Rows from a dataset
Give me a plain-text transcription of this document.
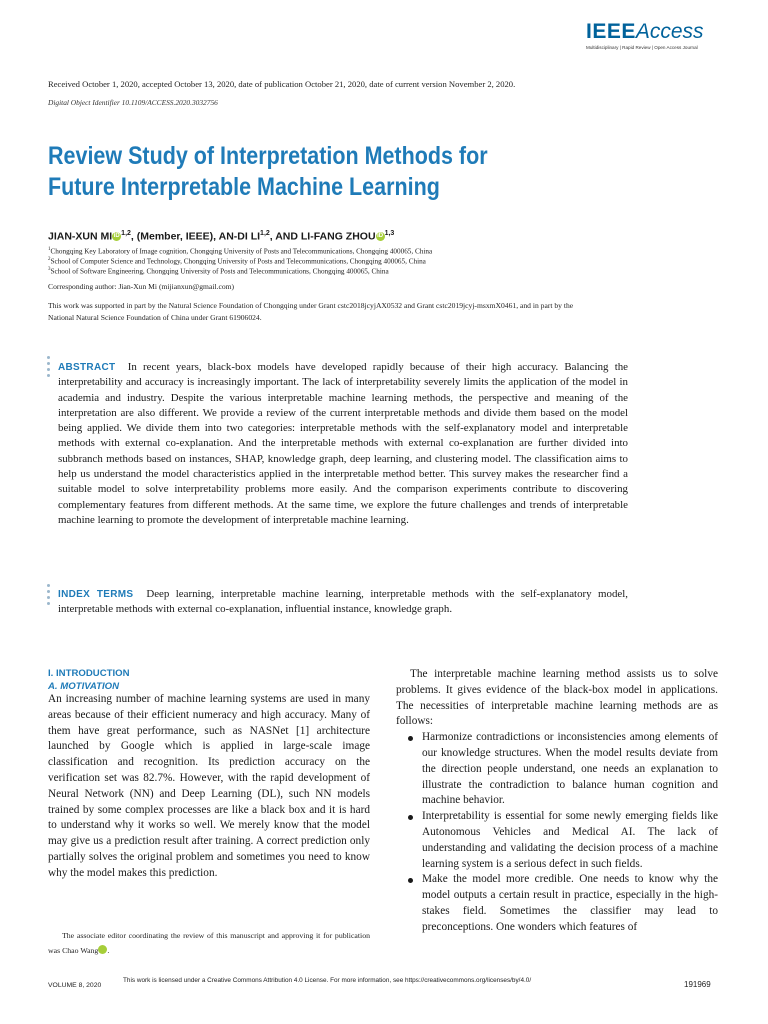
IEEEAccess
Multidisciplinary | Rapid Review | Open Access Journal
Received October 1, 2020, accepted October 13, 2020, date of publication October 21, 2020, date of current version November 2, 2020.
Digital Object Identifier 10.1109/ACCESS.2020.3032756
Review Study of Interpretation Methods for
Future Interpretable Machine Learning
JIAN-XUN MI iD $^{1,2}$, (Member, IEEE), AN-DI LI$^{1,2}$, AND LI-FANG ZHOU iD $^{1,3}$
$^1$Chongqing Key Laboratory of Image cognition, Chongqing University of Posts and Telecommunications, Chongqing 400065, China
$^2$School of Computer Science and Technology, Chongqing University of Posts and Telecommunications, Chongqing 400065, China
$^3$School of Software Engineering, Chongqing University of Posts and Telecommunications, Chongqing 400065, China
Corresponding author: Jian-Xun Mi (mijianxun@gmail.com)
This work was supported in part by the Natural Science Foundation of Chongqing under Grant cstc2018jcyjAX0532 and Grant cstc2019jcyj-msxmX0461, and in part by the National Natural Science Foundation of China under Grant 61906024.
ABSTRACT In recent years, black-box models have developed rapidly because of their high accuracy. Balancing the interpretability and accuracy is increasingly important. The lack of interpretability severely limits the application of the model in academia and industry. Despite the various interpretable machine learning methods, the perspective and meaning of the interpretation are also different. We provide a review of the current interpretable methods and divide them based on the model being applied. We divide them into two categories: interpretable methods with the self-explanatory model and interpretable methods with external co-explanation. And the interpretable methods with external co-explanation are further divided into subbranch methods based on instances, SHAP, knowledge graph, deep learning, and clustering model. The classification aims to help us understand the model characteristics applied in the interpretable method better. This survey makes the researcher find a suitable model to solve interpretability problems more easily. And the comparison experiments contribute to discovering complementary features from different methods. At the same time, we explore the future challenges and trends of interpretable machine learning to promote the development of interpretable machine learning.
INDEX TERMS Deep learning, interpretable machine learning, interpretable methods with the self-explanatory model, interpretable methods with external co-explanation, influential instance, knowledge graph.
I. INTRODUCTION
A. MOTIVATION

An increasing number of machine learning systems are used in many areas because of their efficient numeracy and high accuracy. Many of them have great performance, such as NASNet [1] architecture launched by Google which is applied in large-scale image classification and recognition. Its prediction accuracy on the verification set was 82.7%. However, with the rapid development of Neural Network (NN) and Deep Learning (DL), such NN models trained by some complex processes are like a black box and it is hard to understand why it works so well. We merely know that the model may give us a prediction result after training. A correct prediction only partially solves the original problem and sometimes you need to know why the model makes this prediction.

The associate editor coordinating the review of this manuscript and approving it for publication was Chao Wang iD.

The interpretable machine learning method assists us to solve problems. It gives evidence of the black-box model in applications. The necessities of interpretable machine learning methods are as follows:

Harmonize contradictions or inconsistencies among elements of our knowledge structures. When the model results deviate from the direction people understand, one needs an explanation to illustrate the contradiction to balance human cognition and machine behavior.

Interpretability is essential for some newly emerging fields like Autonomous Vehicles and Medical AI. The lack of understanding and validating the decision process of a machine learning system is a serious defect in such fields.

Make the model more credible. One needs to know why the model outputs a certain result in practice, especially in the high-stakes field. Sometimes the classifier may lead to preconceptions. One wonders which features of

VOLUME 8, 2020
This work is licensed under a Creative Commons Attribution 4.0 License. For more information, see https://creativecommons.org/licenses/by/4.0/	191969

EXERCISE DIRECTIONS
Transcribe the entries above verbatim, omitting their pictures.

WORKED SOLUTION
Give me a plain-text transcription of this document.
IEEEAccess
Multidisciplinary | Rapid Review | Open Access Journal
Received October 1, 2020, accepted October 13, 2020, date of publication October 21, 2020, date of current version November 2, 2020.
Digital Object Identifier 10.1109/ACCESS.2020.3032756
Review Study of Interpretation Methods for
Future Interpretable Machine Learning
JIAN-XUN MI iD $^{1,2}$, (Member, IEEE), AN-DI LI$^{1,2}$, AND LI-FANG ZHOU iD $^{1,3}$
$^1$Chongqing Key Laboratory of Image cognition, Chongqing University of Posts and Telecommunications, Chongqing 400065, China
$^2$School of Computer Science and Technology, Chongqing University of Posts and Telecommunications, Chongqing 400065, China
$^3$School of Software Engineering, Chongqing University of Posts and Telecommunications, Chongqing 400065, China
Corresponding author: Jian-Xun Mi (mijianxun@gmail.com)
This work was supported in part by the Natural Science Foundation of Chongqing under Grant cstc2018jcyjAX0532 and Grant cstc2019jcyj-msxmX0461, and in part by the National Natural Science Foundation of China under Grant 61906024.
ABSTRACT In recent years, black-box models have developed rapidly because of their high accuracy. Balancing the interpretability and accuracy is increasingly important. The lack of interpretability severely limits the application of the model in academia and industry. Despite the various interpretable machine learning methods, the perspective and meaning of the interpretation are also different. We provide a review of the current interpretable methods and divide them based on the model being applied. We divide them into two categories: interpretable methods with the self-explanatory model and interpretable methods with external co-explanation. And the interpretable methods with external co-explanation are further divided into subbranch methods based on instances, SHAP, knowledge graph, deep learning, and clustering model. The classification aims to help us understand the model characteristics applied in the interpretable method better. This survey makes the researcher find a suitable model to solve interpretability problems more easily. And the comparison experiments contribute to discovering complementary features from different methods. At the same time, we explore the future challenges and trends of interpretable machine learning to promote the development of interpretable machine learning.
INDEX TERMS Deep learning, interpretable machine learning, interpretable methods with the self-explanatory model, interpretable methods with external co-explanation, influential instance, knowledge graph.
I. INTRODUCTION
A. MOTIVATION

An increasing number of machine learning systems are used in many areas because of their efficient numeracy and high accuracy. Many of them have great performance, such as NASNet [1] architecture launched by Google which is applied in large-scale image classification and recognition. Its prediction accuracy on the verification set was 82.7%. However, with the rapid development of Neural Network (NN) and Deep Learning (DL), such NN models trained by some complex processes are like a black box and it is hard to understand why it works so well. We merely know that the model may give us a prediction result after training. A correct prediction only partially solves the original problem and sometimes you need to know why the model makes this prediction.

The associate editor coordinating the review of this manuscript and approving it for publication was Chao Wang iD.

The interpretable machine learning method assists us to solve problems. It gives evidence of the black-box model in applications. The necessities of interpretable machine learning methods are as follows:

Harmonize contradictions or inconsistencies among elements of our knowledge structures. When the model results deviate from the direction people understand, one needs an explanation to illustrate the contradiction to balance human cognition and machine behavior.

Interpretability is essential for some newly emerging fields like Autonomous Vehicles and Medical AI. The lack of understanding and validating the decision process of a machine learning system is a serious defect in such fields.

Make the model more credible. One needs to know why the model outputs a certain result in practice, especially in the high-stakes field. Sometimes the classifier may lead to preconceptions. One wonders which features of

VOLUME 8, 2020
This work is licensed under a Creative Commons Attribution 4.0 License. For more information, see https://creativecommons.org/licenses/by/4.0/	191969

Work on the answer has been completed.